======== Records to process ========

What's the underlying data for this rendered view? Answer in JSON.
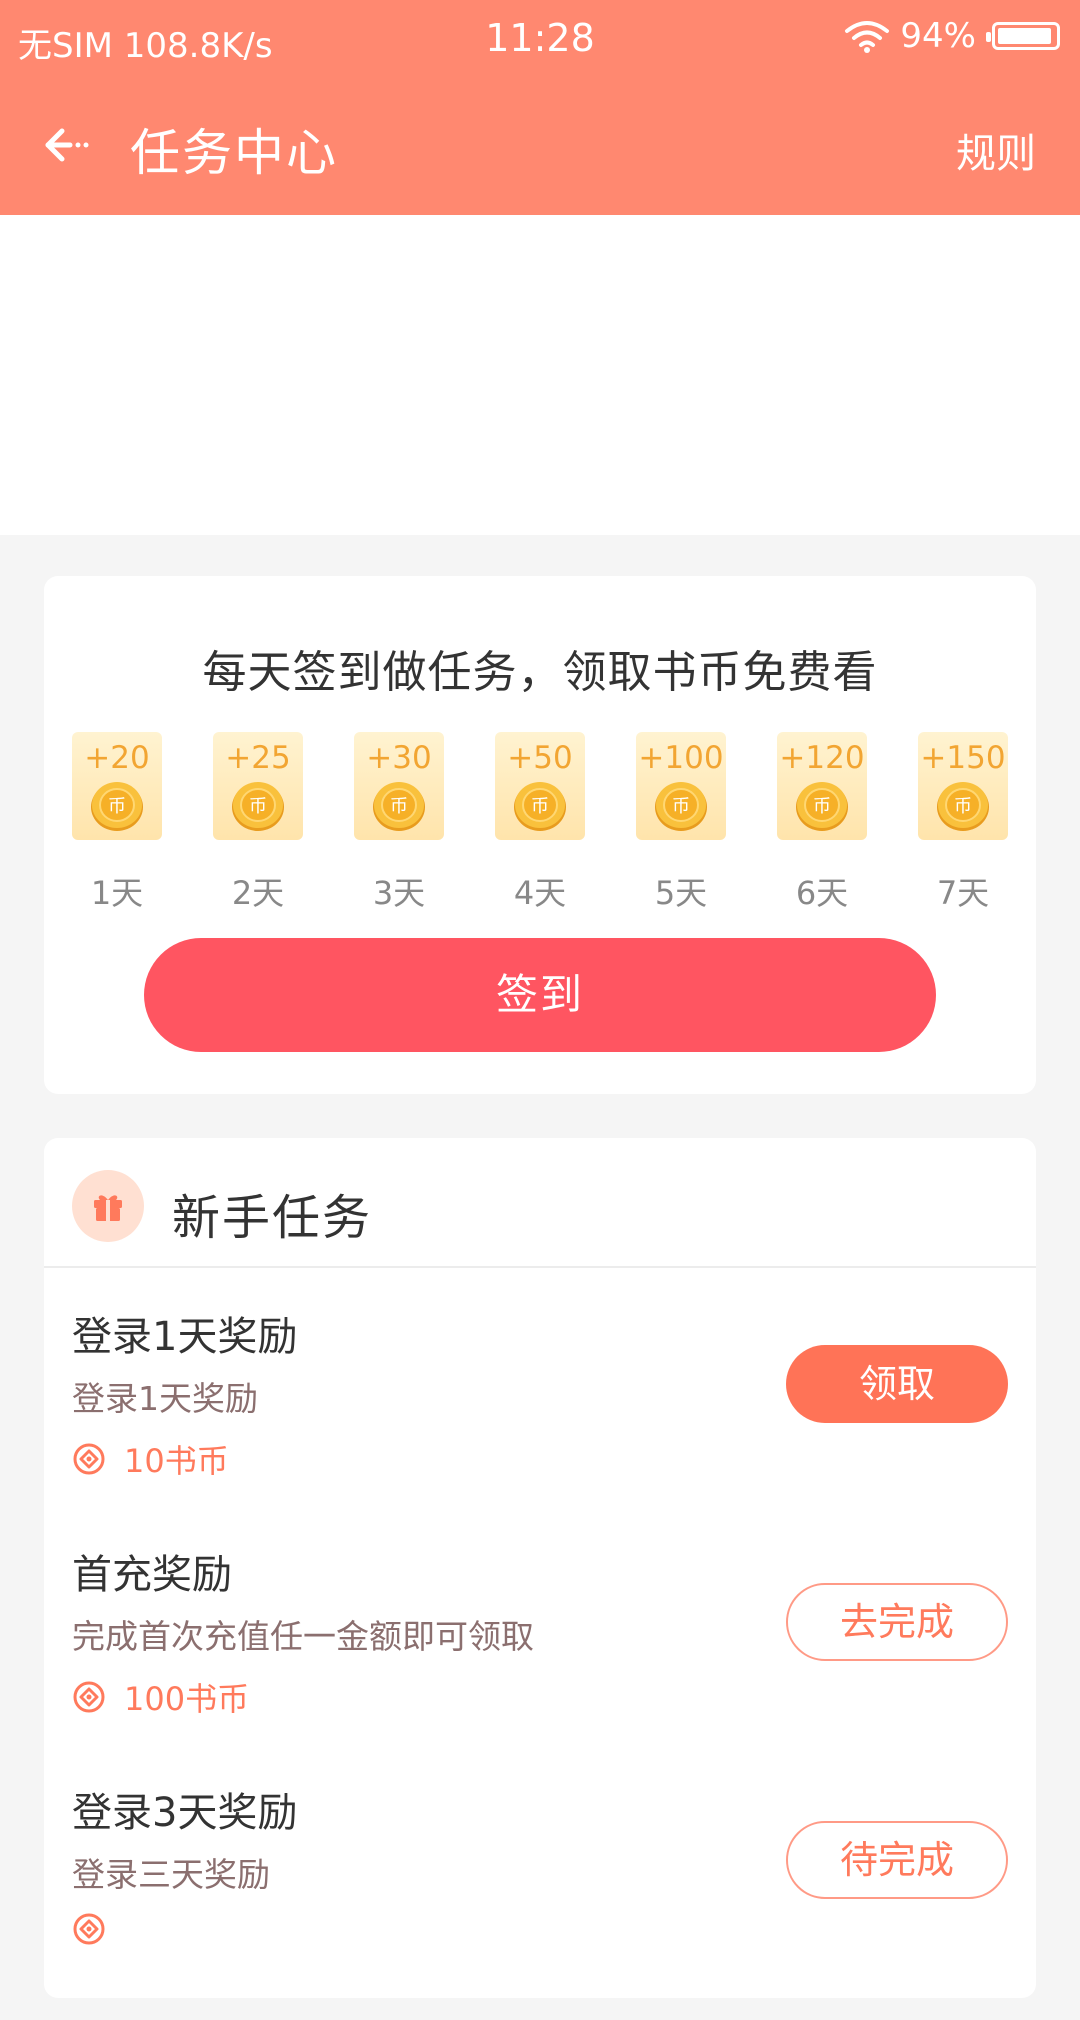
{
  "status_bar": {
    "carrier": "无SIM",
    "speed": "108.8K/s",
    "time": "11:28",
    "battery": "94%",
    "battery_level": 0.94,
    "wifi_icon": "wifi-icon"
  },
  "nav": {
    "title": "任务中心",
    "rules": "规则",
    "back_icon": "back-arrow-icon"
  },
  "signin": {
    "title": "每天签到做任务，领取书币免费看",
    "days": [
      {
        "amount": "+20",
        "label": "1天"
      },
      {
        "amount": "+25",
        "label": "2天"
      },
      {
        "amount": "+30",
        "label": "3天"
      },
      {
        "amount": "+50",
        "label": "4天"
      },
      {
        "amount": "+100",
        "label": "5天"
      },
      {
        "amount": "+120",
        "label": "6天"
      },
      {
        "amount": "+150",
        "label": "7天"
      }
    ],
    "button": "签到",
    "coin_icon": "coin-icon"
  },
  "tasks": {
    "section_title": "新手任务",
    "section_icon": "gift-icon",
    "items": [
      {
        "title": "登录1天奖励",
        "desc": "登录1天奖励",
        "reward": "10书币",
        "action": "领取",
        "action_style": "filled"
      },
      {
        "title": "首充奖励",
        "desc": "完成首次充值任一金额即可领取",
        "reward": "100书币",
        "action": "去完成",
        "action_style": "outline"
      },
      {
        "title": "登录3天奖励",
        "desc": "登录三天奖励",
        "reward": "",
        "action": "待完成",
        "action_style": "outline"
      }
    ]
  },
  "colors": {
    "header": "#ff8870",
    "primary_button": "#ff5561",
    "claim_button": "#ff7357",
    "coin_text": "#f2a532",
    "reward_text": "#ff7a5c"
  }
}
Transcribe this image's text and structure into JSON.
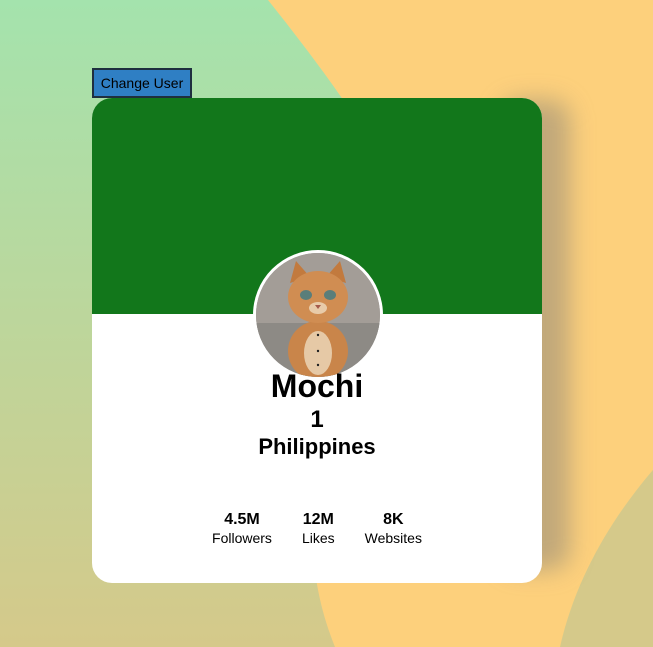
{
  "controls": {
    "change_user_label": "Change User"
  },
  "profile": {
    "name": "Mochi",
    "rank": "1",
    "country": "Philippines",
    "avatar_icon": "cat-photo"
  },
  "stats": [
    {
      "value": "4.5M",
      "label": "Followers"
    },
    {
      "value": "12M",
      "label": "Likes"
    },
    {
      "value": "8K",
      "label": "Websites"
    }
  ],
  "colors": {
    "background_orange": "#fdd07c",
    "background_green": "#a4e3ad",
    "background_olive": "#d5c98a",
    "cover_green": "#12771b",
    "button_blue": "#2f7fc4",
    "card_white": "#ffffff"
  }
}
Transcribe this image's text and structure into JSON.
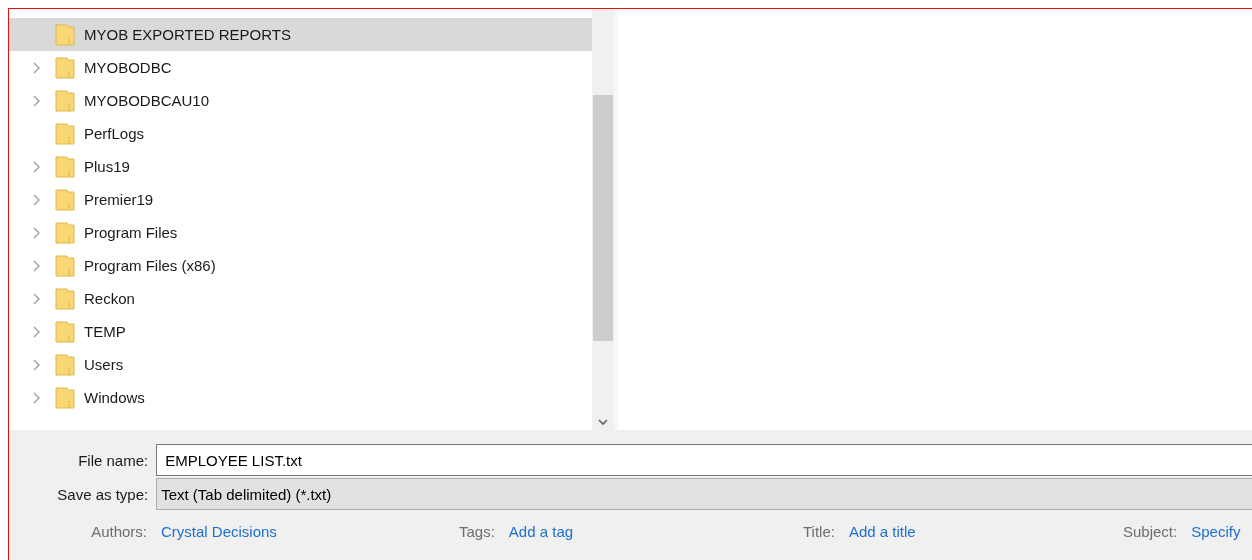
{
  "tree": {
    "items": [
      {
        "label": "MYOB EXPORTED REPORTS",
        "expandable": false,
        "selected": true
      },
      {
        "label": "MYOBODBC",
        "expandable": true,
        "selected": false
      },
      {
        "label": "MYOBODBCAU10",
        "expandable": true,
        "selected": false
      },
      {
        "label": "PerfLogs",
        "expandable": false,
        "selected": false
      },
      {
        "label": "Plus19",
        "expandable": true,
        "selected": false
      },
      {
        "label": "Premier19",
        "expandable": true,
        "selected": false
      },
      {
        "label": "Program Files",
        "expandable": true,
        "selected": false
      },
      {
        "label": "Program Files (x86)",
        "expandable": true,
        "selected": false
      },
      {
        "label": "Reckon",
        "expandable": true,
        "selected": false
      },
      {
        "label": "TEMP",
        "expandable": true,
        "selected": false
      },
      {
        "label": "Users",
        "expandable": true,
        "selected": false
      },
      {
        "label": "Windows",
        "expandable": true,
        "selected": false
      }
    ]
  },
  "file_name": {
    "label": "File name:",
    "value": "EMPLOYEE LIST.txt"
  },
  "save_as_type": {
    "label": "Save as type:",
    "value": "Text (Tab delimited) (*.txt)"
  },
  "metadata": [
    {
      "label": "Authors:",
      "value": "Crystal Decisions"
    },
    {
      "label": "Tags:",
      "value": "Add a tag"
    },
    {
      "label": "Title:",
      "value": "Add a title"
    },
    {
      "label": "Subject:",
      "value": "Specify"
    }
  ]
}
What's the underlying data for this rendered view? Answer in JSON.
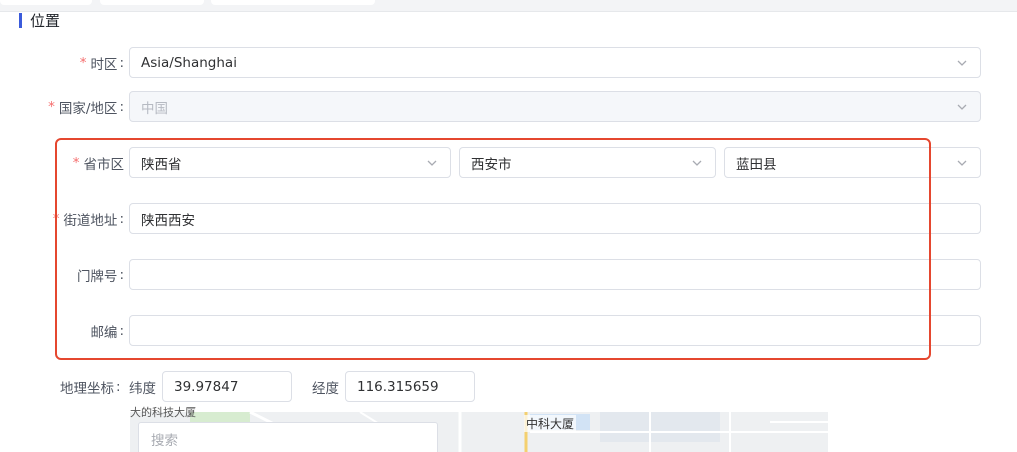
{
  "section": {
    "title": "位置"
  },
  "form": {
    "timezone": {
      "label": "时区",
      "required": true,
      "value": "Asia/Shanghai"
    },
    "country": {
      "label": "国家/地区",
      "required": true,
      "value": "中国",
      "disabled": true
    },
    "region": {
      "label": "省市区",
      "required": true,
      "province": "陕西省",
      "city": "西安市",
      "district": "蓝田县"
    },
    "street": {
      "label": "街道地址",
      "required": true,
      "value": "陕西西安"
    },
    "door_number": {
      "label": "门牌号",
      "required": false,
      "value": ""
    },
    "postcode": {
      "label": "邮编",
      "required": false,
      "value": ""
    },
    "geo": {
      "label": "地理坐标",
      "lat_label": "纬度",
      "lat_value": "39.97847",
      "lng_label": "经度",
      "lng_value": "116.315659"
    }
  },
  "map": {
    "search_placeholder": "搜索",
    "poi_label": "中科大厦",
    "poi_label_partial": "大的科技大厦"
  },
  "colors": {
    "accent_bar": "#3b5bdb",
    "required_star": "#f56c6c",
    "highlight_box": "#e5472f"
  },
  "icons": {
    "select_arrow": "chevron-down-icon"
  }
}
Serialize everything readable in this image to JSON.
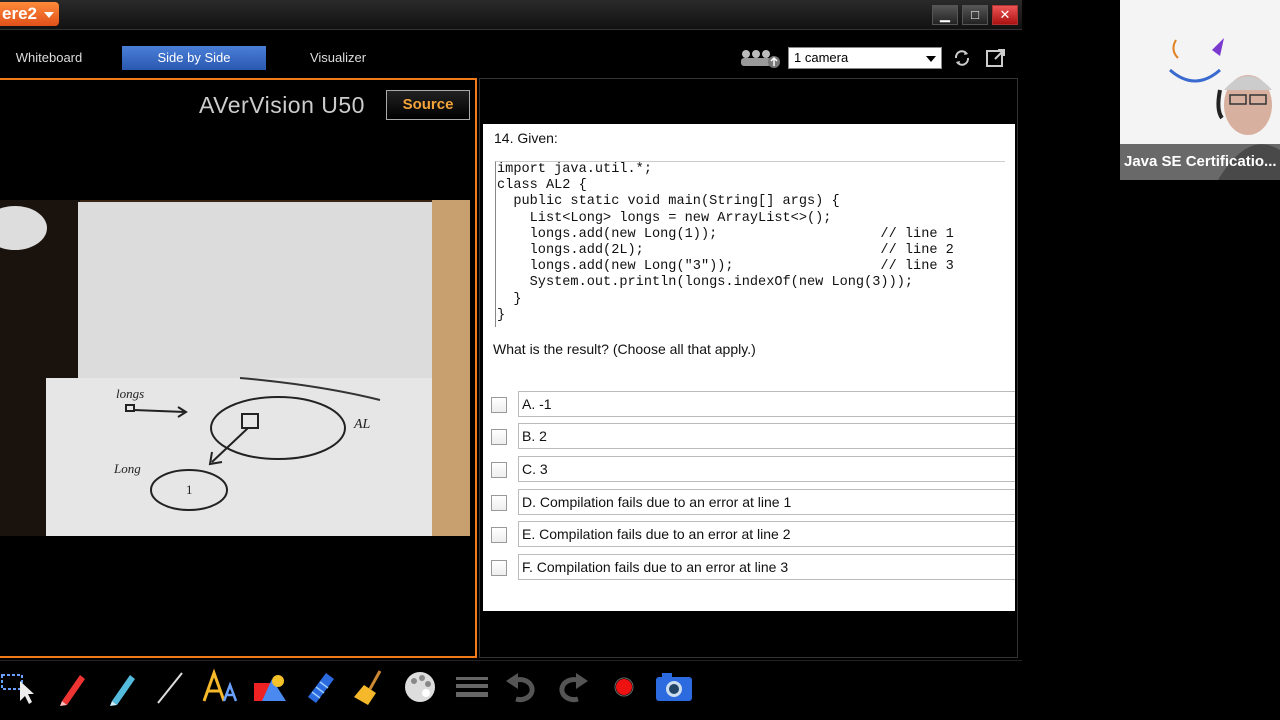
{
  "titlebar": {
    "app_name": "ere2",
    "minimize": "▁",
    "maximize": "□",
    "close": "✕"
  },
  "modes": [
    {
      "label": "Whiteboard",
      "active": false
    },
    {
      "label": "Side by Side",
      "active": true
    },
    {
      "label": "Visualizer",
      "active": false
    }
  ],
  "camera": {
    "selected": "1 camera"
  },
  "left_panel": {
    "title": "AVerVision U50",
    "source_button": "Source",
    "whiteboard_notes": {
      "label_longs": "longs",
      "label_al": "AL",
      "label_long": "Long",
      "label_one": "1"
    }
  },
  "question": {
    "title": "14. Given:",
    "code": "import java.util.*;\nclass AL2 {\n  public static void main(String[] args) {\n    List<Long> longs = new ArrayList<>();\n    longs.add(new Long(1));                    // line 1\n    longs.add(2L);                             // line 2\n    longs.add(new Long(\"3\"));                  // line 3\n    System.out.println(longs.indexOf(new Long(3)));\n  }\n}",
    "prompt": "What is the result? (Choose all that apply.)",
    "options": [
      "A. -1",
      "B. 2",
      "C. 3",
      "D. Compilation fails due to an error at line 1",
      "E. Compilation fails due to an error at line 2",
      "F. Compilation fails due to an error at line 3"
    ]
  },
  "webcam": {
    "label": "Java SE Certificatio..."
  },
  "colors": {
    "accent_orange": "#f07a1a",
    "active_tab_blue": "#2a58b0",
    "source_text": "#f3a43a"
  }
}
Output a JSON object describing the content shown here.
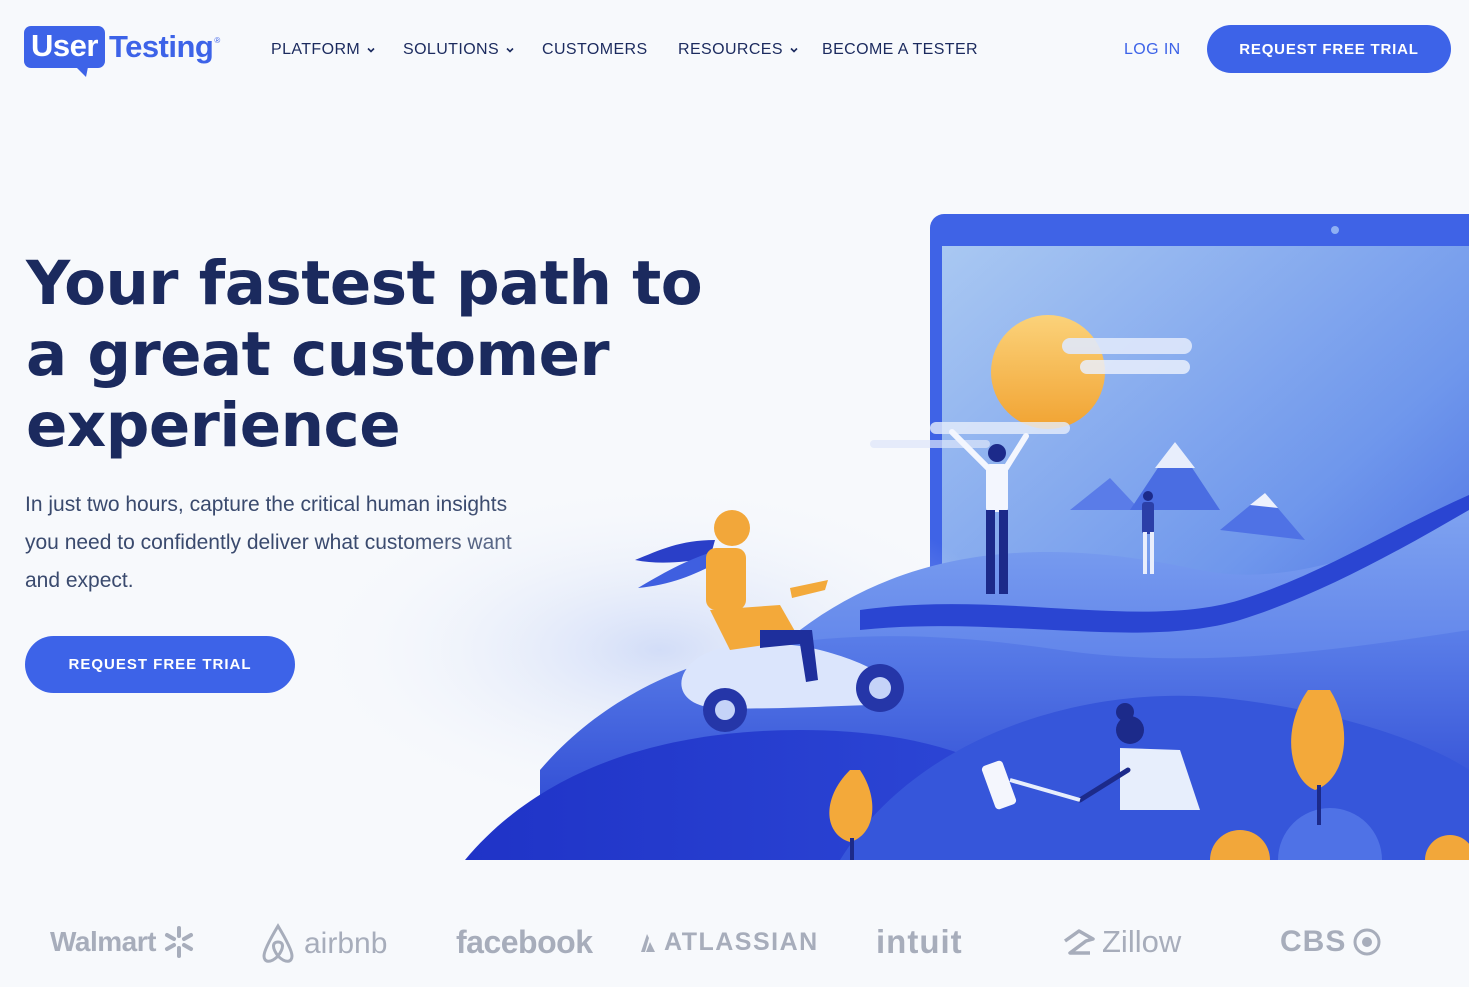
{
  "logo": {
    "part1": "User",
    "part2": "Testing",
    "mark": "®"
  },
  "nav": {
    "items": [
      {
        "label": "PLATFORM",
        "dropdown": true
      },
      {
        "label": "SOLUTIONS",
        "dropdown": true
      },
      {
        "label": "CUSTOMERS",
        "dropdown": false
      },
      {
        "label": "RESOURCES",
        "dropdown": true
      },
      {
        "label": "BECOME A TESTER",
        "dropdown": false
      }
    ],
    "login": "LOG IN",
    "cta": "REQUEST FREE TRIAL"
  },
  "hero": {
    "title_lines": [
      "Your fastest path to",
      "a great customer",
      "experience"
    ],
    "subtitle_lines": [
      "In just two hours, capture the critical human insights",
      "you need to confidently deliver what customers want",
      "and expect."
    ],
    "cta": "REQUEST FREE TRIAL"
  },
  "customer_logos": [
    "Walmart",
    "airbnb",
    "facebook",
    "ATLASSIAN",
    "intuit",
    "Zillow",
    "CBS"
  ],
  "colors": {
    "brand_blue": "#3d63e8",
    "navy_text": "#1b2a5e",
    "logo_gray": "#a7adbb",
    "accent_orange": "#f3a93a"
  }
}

========

### Goal
Collect every line with the string "Files" from the records, and copy each.

### Answer to this task
        "label": "Program Files",
        "label": "Program Files (x86)",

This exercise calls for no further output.